Set every record down verbatim and omit the pictures.

START Record excerpts

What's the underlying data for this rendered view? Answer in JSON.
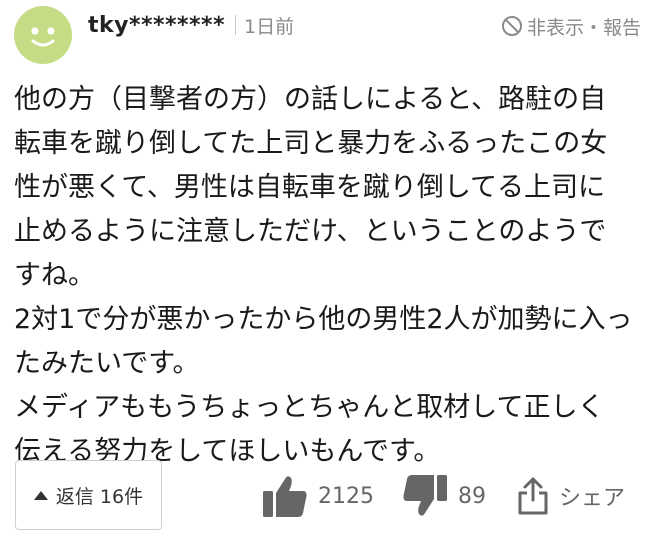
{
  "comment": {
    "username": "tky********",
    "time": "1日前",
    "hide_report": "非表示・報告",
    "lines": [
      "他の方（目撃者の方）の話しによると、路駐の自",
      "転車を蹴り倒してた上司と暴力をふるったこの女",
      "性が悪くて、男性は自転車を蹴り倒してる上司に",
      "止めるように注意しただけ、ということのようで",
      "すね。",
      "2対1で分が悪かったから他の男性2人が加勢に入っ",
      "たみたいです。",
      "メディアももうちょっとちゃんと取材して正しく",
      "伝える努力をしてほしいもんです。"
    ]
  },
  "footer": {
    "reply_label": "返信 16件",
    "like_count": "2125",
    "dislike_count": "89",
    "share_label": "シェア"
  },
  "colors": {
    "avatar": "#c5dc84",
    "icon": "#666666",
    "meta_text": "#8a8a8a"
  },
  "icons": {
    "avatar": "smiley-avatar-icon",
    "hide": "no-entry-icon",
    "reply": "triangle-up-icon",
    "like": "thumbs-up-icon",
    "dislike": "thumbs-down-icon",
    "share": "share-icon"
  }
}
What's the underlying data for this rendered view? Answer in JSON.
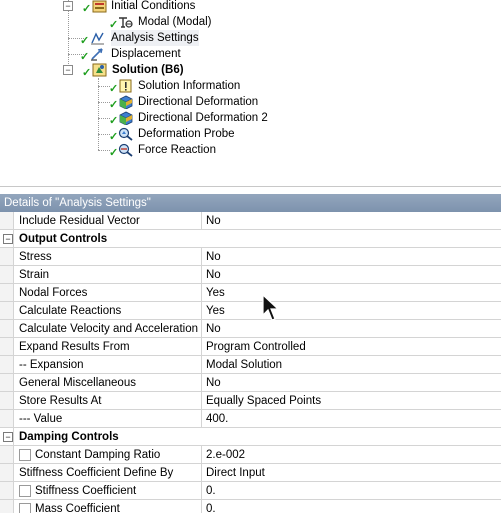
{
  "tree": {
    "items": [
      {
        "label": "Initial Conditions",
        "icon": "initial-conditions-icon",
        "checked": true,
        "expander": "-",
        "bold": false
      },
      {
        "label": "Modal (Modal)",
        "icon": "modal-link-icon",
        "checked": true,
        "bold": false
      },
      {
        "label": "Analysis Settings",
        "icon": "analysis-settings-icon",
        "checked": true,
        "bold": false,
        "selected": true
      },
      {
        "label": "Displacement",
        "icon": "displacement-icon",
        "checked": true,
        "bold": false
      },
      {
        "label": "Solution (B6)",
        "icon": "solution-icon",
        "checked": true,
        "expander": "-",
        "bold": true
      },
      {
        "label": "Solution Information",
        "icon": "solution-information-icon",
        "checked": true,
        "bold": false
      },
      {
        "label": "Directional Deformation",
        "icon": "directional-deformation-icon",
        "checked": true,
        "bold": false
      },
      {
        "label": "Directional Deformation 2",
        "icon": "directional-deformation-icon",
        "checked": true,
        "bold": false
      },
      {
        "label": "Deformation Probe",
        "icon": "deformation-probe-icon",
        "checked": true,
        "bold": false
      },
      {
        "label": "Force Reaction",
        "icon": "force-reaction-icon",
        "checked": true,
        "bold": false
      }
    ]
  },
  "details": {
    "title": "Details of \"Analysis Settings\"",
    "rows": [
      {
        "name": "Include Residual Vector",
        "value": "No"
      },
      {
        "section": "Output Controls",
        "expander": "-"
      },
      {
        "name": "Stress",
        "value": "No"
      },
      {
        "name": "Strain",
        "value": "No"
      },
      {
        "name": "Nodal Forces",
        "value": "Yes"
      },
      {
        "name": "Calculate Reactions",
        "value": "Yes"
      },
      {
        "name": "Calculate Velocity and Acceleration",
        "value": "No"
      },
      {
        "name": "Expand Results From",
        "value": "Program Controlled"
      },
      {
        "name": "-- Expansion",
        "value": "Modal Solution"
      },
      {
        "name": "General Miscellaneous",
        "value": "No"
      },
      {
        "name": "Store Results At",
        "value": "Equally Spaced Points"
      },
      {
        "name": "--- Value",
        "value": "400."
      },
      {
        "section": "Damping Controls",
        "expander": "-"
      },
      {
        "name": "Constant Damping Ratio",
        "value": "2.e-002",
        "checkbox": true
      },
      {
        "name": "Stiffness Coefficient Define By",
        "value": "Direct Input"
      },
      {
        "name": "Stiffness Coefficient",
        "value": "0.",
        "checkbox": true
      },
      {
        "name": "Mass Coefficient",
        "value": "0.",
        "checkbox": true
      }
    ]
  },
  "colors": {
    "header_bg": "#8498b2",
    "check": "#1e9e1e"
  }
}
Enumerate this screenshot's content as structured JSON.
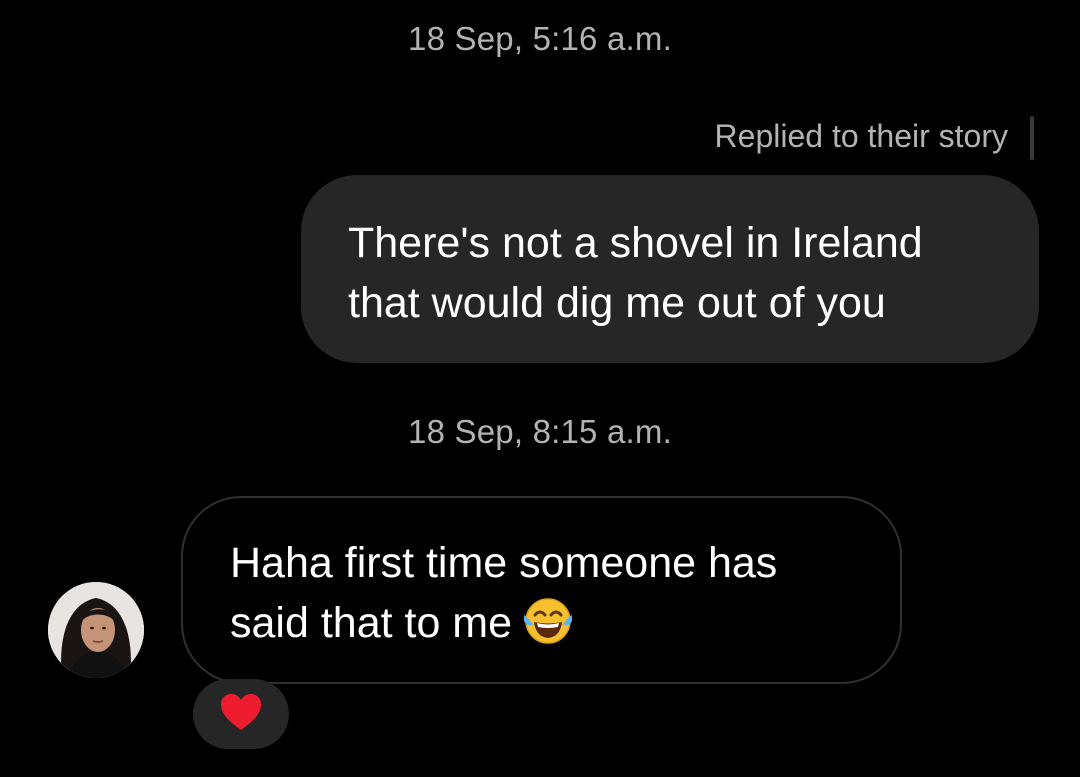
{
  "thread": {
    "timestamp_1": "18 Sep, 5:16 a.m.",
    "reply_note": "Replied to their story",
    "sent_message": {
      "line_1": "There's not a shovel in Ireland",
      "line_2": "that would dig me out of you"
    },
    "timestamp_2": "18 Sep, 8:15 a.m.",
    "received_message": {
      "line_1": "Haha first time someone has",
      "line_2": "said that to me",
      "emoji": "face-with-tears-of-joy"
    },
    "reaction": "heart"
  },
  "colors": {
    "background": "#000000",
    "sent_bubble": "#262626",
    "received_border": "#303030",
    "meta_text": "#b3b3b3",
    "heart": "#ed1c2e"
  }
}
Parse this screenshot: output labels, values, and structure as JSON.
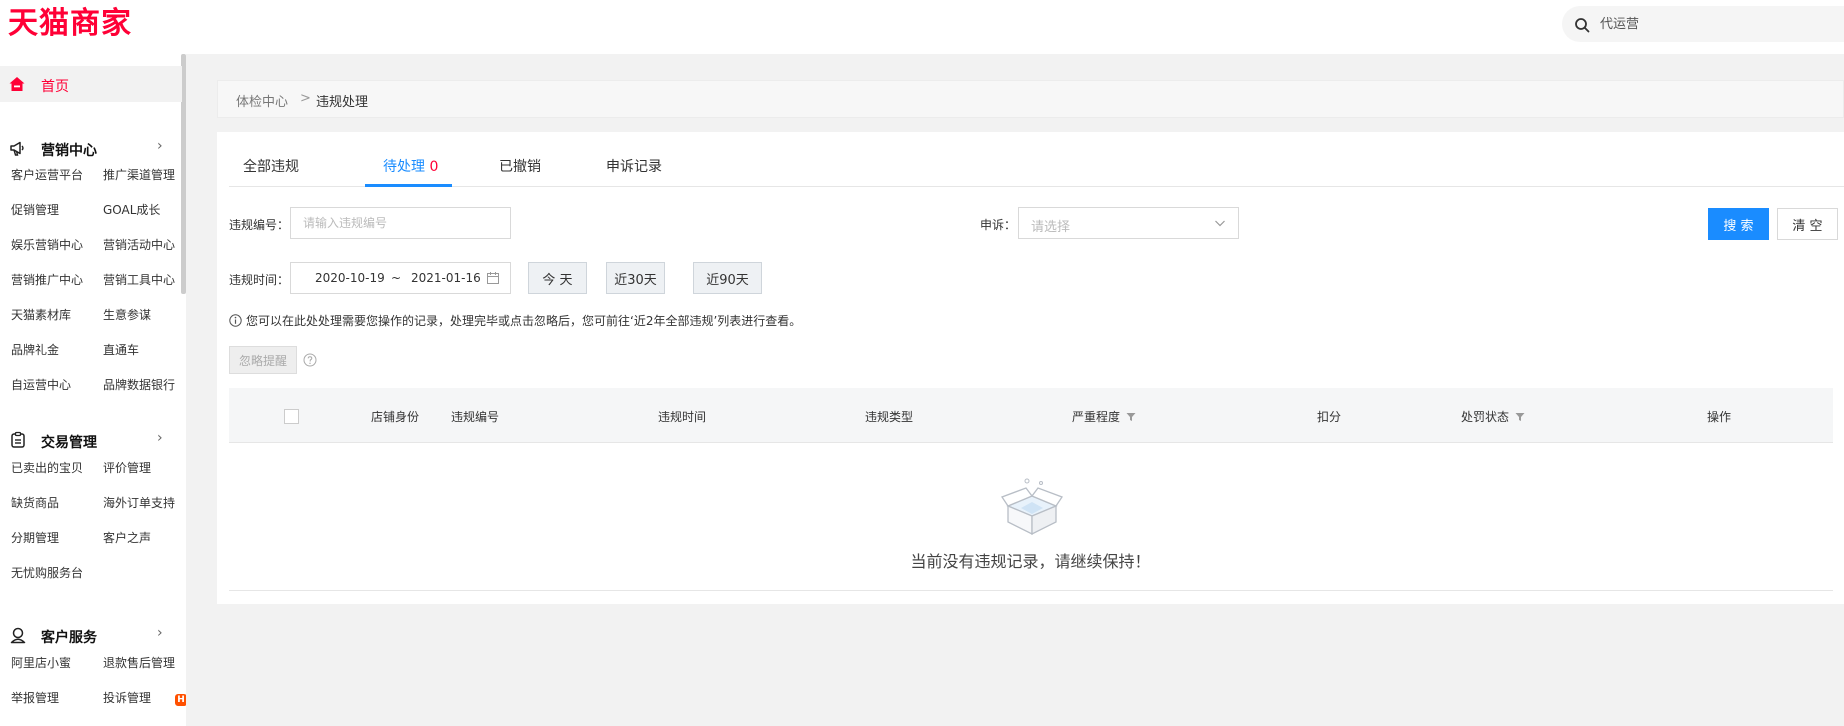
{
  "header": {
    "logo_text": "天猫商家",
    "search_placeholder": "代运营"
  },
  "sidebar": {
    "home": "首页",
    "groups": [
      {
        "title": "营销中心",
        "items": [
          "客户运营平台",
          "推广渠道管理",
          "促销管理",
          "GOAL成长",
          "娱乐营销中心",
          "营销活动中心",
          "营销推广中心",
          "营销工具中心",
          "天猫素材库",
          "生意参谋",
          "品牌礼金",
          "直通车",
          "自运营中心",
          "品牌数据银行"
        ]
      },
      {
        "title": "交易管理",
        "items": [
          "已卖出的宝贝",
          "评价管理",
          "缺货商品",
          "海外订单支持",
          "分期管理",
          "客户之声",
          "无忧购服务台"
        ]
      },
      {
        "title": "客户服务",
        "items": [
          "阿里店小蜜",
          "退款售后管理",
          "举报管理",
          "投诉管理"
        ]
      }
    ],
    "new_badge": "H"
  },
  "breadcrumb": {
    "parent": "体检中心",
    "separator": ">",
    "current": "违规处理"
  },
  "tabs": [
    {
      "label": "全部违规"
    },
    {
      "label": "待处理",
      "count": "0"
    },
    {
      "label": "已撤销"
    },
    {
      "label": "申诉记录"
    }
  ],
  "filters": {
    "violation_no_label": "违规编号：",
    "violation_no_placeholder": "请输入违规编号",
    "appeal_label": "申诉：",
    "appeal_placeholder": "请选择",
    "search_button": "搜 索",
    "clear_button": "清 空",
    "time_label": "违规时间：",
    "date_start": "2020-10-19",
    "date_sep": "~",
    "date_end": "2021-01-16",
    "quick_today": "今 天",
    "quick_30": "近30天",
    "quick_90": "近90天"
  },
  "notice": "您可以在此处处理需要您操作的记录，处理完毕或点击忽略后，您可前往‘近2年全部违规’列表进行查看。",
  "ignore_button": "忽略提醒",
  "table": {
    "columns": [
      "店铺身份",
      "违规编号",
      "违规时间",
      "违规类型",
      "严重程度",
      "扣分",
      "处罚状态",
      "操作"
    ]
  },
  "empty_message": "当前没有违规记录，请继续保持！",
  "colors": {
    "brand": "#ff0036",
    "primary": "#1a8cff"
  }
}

END Record excerpts

[Response to this exercise]
What's the underlying data for this rendered view? Answer in JSON.
{
  "comment": {
    "username": "tky********",
    "time": "1日前",
    "hide_report": "非表示・報告",
    "lines": [
      "他の方（目撃者の方）の話しによると、路駐の自",
      "転車を蹴り倒してた上司と暴力をふるったこの女",
      "性が悪くて、男性は自転車を蹴り倒してる上司に",
      "止めるように注意しただけ、ということのようで",
      "すね。",
      "2対1で分が悪かったから他の男性2人が加勢に入っ",
      "たみたいです。",
      "メディアももうちょっとちゃんと取材して正しく",
      "伝える努力をしてほしいもんです。"
    ]
  },
  "footer": {
    "reply_label": "返信 16件",
    "like_count": "2125",
    "dislike_count": "89",
    "share_label": "シェア"
  },
  "colors": {
    "avatar": "#c5dc84",
    "icon": "#666666",
    "meta_text": "#8a8a8a"
  },
  "icons": {
    "avatar": "smiley-avatar-icon",
    "hide": "no-entry-icon",
    "reply": "triangle-up-icon",
    "like": "thumbs-up-icon",
    "dislike": "thumbs-down-icon",
    "share": "share-icon"
  }
}
What's the underlying data for this rendered view? Answer in JSON.
{
  "tree": {
    "items": [
      {
        "label": "Initial Conditions",
        "icon": "initial-conditions-icon",
        "checked": true,
        "expander": "-",
        "bold": false
      },
      {
        "label": "Modal (Modal)",
        "icon": "modal-link-icon",
        "checked": true,
        "bold": false
      },
      {
        "label": "Analysis Settings",
        "icon": "analysis-settings-icon",
        "checked": true,
        "bold": false,
        "selected": true
      },
      {
        "label": "Displacement",
        "icon": "displacement-icon",
        "checked": true,
        "bold": false
      },
      {
        "label": "Solution (B6)",
        "icon": "solution-icon",
        "checked": true,
        "expander": "-",
        "bold": true
      },
      {
        "label": "Solution Information",
        "icon": "solution-information-icon",
        "checked": true,
        "bold": false
      },
      {
        "label": "Directional Deformation",
        "icon": "directional-deformation-icon",
        "checked": true,
        "bold": false
      },
      {
        "label": "Directional Deformation 2",
        "icon": "directional-deformation-icon",
        "checked": true,
        "bold": false
      },
      {
        "label": "Deformation Probe",
        "icon": "deformation-probe-icon",
        "checked": true,
        "bold": false
      },
      {
        "label": "Force Reaction",
        "icon": "force-reaction-icon",
        "checked": true,
        "bold": false
      }
    ]
  },
  "details": {
    "title": "Details of \"Analysis Settings\"",
    "rows": [
      {
        "name": "Include Residual Vector",
        "value": "No"
      },
      {
        "section": "Output Controls",
        "expander": "-"
      },
      {
        "name": "Stress",
        "value": "No"
      },
      {
        "name": "Strain",
        "value": "No"
      },
      {
        "name": "Nodal Forces",
        "value": "Yes"
      },
      {
        "name": "Calculate Reactions",
        "value": "Yes"
      },
      {
        "name": "Calculate Velocity and Acceleration",
        "value": "No"
      },
      {
        "name": "Expand Results From",
        "value": "Program Controlled"
      },
      {
        "name": "-- Expansion",
        "value": "Modal Solution"
      },
      {
        "name": "General Miscellaneous",
        "value": "No"
      },
      {
        "name": "Store Results At",
        "value": "Equally Spaced Points"
      },
      {
        "name": "--- Value",
        "value": "400."
      },
      {
        "section": "Damping Controls",
        "expander": "-"
      },
      {
        "name": "Constant Damping Ratio",
        "value": "2.e-002",
        "checkbox": true
      },
      {
        "name": "Stiffness Coefficient Define By",
        "value": "Direct Input"
      },
      {
        "name": "Stiffness Coefficient",
        "value": "0.",
        "checkbox": true
      },
      {
        "name": "Mass Coefficient",
        "value": "0.",
        "checkbox": true
      }
    ]
  },
  "colors": {
    "header_bg": "#8498b2",
    "check": "#1e9e1e"
  }
}
Enumerate this screenshot's content as structured JSON.
{
  "thread": {
    "timestamp_1": "18 Sep, 5:16 a.m.",
    "reply_note": "Replied to their story",
    "sent_message": {
      "line_1": "There's not a shovel in Ireland",
      "line_2": "that would dig me out of you"
    },
    "timestamp_2": "18 Sep, 8:15 a.m.",
    "received_message": {
      "line_1": "Haha first time someone has",
      "line_2": "said that to me",
      "emoji": "face-with-tears-of-joy"
    },
    "reaction": "heart"
  },
  "colors": {
    "background": "#000000",
    "sent_bubble": "#262626",
    "received_border": "#303030",
    "meta_text": "#b3b3b3",
    "heart": "#ed1c2e"
  }
}
Parse this screenshot: output labels, values, and structure as JSON.
{
  "header": {
    "logo_text": "天猫商家",
    "search_placeholder": "代运营"
  },
  "sidebar": {
    "home": "首页",
    "groups": [
      {
        "title": "营销中心",
        "items": [
          "客户运营平台",
          "推广渠道管理",
          "促销管理",
          "GOAL成长",
          "娱乐营销中心",
          "营销活动中心",
          "营销推广中心",
          "营销工具中心",
          "天猫素材库",
          "生意参谋",
          "品牌礼金",
          "直通车",
          "自运营中心",
          "品牌数据银行"
        ]
      },
      {
        "title": "交易管理",
        "items": [
          "已卖出的宝贝",
          "评价管理",
          "缺货商品",
          "海外订单支持",
          "分期管理",
          "客户之声",
          "无忧购服务台"
        ]
      },
      {
        "title": "客户服务",
        "items": [
          "阿里店小蜜",
          "退款售后管理",
          "举报管理",
          "投诉管理"
        ]
      }
    ],
    "new_badge": "H"
  },
  "breadcrumb": {
    "parent": "体检中心",
    "separator": ">",
    "current": "违规处理"
  },
  "tabs": [
    {
      "label": "全部违规"
    },
    {
      "label": "待处理",
      "count": "0"
    },
    {
      "label": "已撤销"
    },
    {
      "label": "申诉记录"
    }
  ],
  "filters": {
    "violation_no_label": "违规编号：",
    "violation_no_placeholder": "请输入违规编号",
    "appeal_label": "申诉：",
    "appeal_placeholder": "请选择",
    "search_button": "搜 索",
    "clear_button": "清 空",
    "time_label": "违规时间：",
    "date_start": "2020-10-19",
    "date_sep": "~",
    "date_end": "2021-01-16",
    "quick_today": "今 天",
    "quick_30": "近30天",
    "quick_90": "近90天"
  },
  "notice": "您可以在此处处理需要您操作的记录，处理完毕或点击忽略后，您可前往‘近2年全部违规’列表进行查看。",
  "ignore_button": "忽略提醒",
  "table": {
    "columns": [
      "店铺身份",
      "违规编号",
      "违规时间",
      "违规类型",
      "严重程度",
      "扣分",
      "处罚状态",
      "操作"
    ]
  },
  "empty_message": "当前没有违规记录，请继续保持！",
  "colors": {
    "brand": "#ff0036",
    "primary": "#1a8cff"
  }
}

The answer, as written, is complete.